* WHAT YOU WILL DO:
Collect every line of the data that contains the string "label", matching its case exactly.

* DATA ROWS:
-----

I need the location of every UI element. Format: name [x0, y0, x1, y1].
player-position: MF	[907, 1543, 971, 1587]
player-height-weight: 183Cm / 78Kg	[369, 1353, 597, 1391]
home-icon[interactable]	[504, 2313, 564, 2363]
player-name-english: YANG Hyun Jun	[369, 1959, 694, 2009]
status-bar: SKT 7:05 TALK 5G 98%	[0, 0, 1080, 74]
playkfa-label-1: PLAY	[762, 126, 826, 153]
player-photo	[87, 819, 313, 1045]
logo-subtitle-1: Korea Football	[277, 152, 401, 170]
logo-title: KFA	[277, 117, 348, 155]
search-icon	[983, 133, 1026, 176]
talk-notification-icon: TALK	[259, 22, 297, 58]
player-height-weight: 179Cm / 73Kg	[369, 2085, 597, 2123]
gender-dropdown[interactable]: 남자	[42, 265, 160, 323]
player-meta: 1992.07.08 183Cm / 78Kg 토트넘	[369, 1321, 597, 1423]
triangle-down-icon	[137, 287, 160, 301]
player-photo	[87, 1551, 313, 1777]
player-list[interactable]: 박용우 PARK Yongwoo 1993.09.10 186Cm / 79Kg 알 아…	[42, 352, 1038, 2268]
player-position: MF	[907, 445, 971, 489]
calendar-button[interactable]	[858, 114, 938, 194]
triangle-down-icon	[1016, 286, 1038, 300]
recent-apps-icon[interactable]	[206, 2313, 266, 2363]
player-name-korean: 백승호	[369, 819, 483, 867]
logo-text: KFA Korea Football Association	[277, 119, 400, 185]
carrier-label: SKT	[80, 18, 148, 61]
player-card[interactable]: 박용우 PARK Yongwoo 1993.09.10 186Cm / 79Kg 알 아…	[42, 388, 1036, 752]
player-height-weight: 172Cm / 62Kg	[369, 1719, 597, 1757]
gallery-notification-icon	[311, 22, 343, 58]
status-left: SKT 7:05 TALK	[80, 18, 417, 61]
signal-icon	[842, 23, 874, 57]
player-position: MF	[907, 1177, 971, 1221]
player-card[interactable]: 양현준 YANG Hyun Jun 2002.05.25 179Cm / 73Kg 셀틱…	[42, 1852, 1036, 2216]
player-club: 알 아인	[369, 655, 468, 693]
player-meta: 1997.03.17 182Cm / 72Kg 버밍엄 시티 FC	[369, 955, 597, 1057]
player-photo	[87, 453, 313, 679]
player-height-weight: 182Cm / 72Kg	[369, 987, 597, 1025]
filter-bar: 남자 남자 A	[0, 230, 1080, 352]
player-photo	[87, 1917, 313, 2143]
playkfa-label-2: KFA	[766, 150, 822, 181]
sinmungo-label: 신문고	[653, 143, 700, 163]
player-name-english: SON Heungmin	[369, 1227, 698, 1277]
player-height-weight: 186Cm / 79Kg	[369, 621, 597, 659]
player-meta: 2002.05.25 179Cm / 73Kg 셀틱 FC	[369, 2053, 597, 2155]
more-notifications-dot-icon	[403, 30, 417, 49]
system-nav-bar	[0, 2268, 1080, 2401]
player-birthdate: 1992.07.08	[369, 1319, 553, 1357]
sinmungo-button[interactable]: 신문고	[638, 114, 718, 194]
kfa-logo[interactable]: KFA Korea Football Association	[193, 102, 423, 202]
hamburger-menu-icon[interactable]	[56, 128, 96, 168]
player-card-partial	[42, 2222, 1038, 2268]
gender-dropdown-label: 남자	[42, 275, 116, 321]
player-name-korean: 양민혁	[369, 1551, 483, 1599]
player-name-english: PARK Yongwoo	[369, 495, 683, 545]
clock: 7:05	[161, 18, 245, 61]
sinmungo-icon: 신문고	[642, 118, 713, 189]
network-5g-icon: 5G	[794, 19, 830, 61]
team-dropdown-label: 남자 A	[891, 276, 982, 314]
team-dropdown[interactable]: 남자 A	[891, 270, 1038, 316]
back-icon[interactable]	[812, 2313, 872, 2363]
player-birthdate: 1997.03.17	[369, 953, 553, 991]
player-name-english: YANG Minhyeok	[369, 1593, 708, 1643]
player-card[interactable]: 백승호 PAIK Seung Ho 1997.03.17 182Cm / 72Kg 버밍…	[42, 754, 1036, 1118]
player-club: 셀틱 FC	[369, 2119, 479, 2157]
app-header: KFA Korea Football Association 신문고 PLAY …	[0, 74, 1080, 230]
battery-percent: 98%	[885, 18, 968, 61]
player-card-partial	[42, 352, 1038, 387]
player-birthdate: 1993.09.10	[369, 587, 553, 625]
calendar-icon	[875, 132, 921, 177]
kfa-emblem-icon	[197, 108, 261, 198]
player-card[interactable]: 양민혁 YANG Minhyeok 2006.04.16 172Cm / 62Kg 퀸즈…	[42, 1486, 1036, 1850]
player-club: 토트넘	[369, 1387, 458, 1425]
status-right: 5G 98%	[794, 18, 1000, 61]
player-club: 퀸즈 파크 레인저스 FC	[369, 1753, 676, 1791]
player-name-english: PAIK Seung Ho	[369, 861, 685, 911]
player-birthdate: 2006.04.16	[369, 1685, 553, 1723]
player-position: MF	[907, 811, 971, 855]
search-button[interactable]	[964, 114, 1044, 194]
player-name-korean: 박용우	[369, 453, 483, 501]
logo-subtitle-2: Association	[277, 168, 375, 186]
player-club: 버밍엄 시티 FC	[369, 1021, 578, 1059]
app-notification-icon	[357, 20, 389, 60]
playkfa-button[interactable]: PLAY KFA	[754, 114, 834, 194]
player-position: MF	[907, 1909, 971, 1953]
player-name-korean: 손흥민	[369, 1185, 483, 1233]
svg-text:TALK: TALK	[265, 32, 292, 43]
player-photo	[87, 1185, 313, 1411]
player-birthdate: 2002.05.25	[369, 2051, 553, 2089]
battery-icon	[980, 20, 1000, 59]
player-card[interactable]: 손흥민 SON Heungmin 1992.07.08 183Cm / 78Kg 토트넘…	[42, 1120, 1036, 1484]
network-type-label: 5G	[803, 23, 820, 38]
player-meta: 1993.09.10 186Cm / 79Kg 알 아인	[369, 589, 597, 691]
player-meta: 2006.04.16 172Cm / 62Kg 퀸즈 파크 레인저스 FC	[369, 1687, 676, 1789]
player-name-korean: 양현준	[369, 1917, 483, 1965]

-----

* RESPONSE:
playkfa-label-1: PLAY	[762, 126, 826, 153]
carrier-label: SKT	[80, 18, 148, 61]
playkfa-label-2: KFA	[766, 150, 822, 181]
sinmungo-label: 신문고	[653, 143, 700, 163]
gender-dropdown-label: 남자	[42, 275, 116, 321]
team-dropdown-label: 남자 A	[891, 276, 982, 314]
network-type-label: 5G	[803, 23, 820, 38]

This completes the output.